[Stored items]
-=-=-

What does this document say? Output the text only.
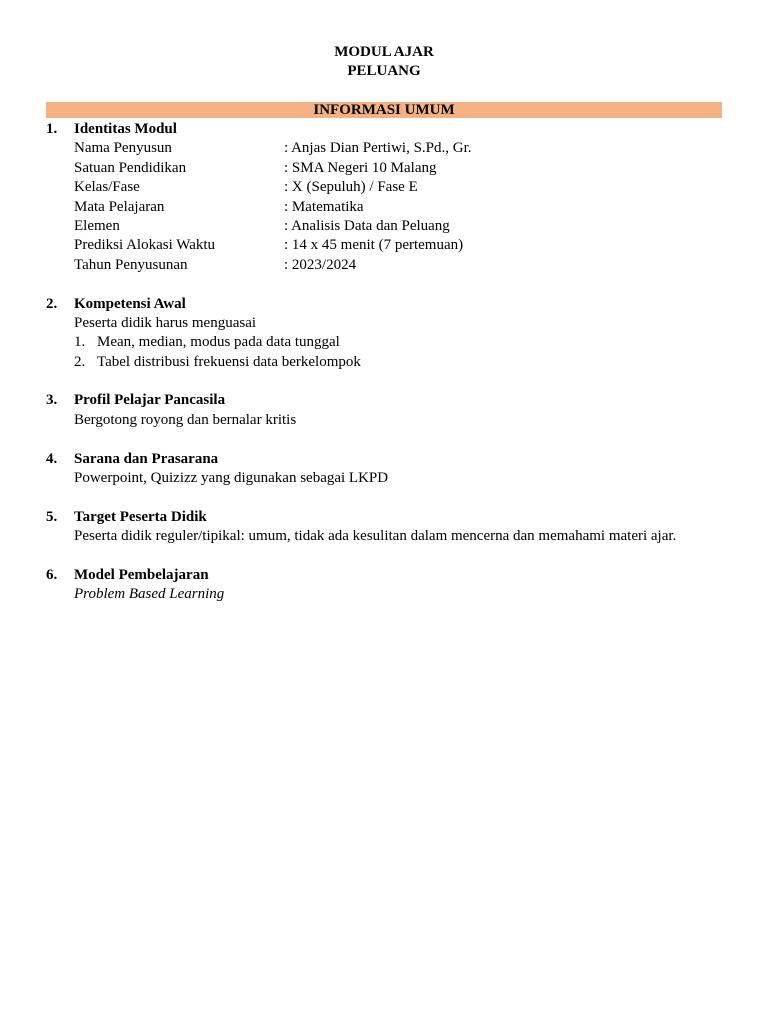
MODUL AJAR
PELUANG
INFORMASI UMUM
1. Identitas Modul
Nama Penyusun	: Anjas Dian Pertiwi, S.Pd., Gr.
Satuan Pendidikan	: SMA Negeri 10 Malang
Kelas/Fase	: X (Sepuluh) / Fase E
Mata Pelajaran	: Matematika
Elemen	: Analisis Data dan Peluang
Prediksi Alokasi Waktu	: 14 x 45 menit (7 pertemuan)
Tahun Penyusunan	: 2023/2024
2. Kompetensi Awal
Peserta didik harus menguasai
1. Mean, median, modus pada data tunggal
2. Tabel distribusi frekuensi data berkelompok
3. Profil Pelajar Pancasila
Bergotong royong dan bernalar kritis
4. Sarana dan Prasarana
Powerpoint, Quizizz yang digunakan sebagai LKPD
5. Target Peserta Didik
Peserta didik reguler/tipikal: umum, tidak ada kesulitan dalam mencerna dan memahami materi ajar.
6. Model Pembelajaran
Problem Based Learning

-=-=-

Requirement: Report every line in the data above in which the word "Peserta" appears.

Response:
Peserta didik harus menguasai
5. Target Peserta Didik
Peserta didik reguler/tipikal: umum, tidak ada kesulitan dalam mencerna dan memahami materi ajar.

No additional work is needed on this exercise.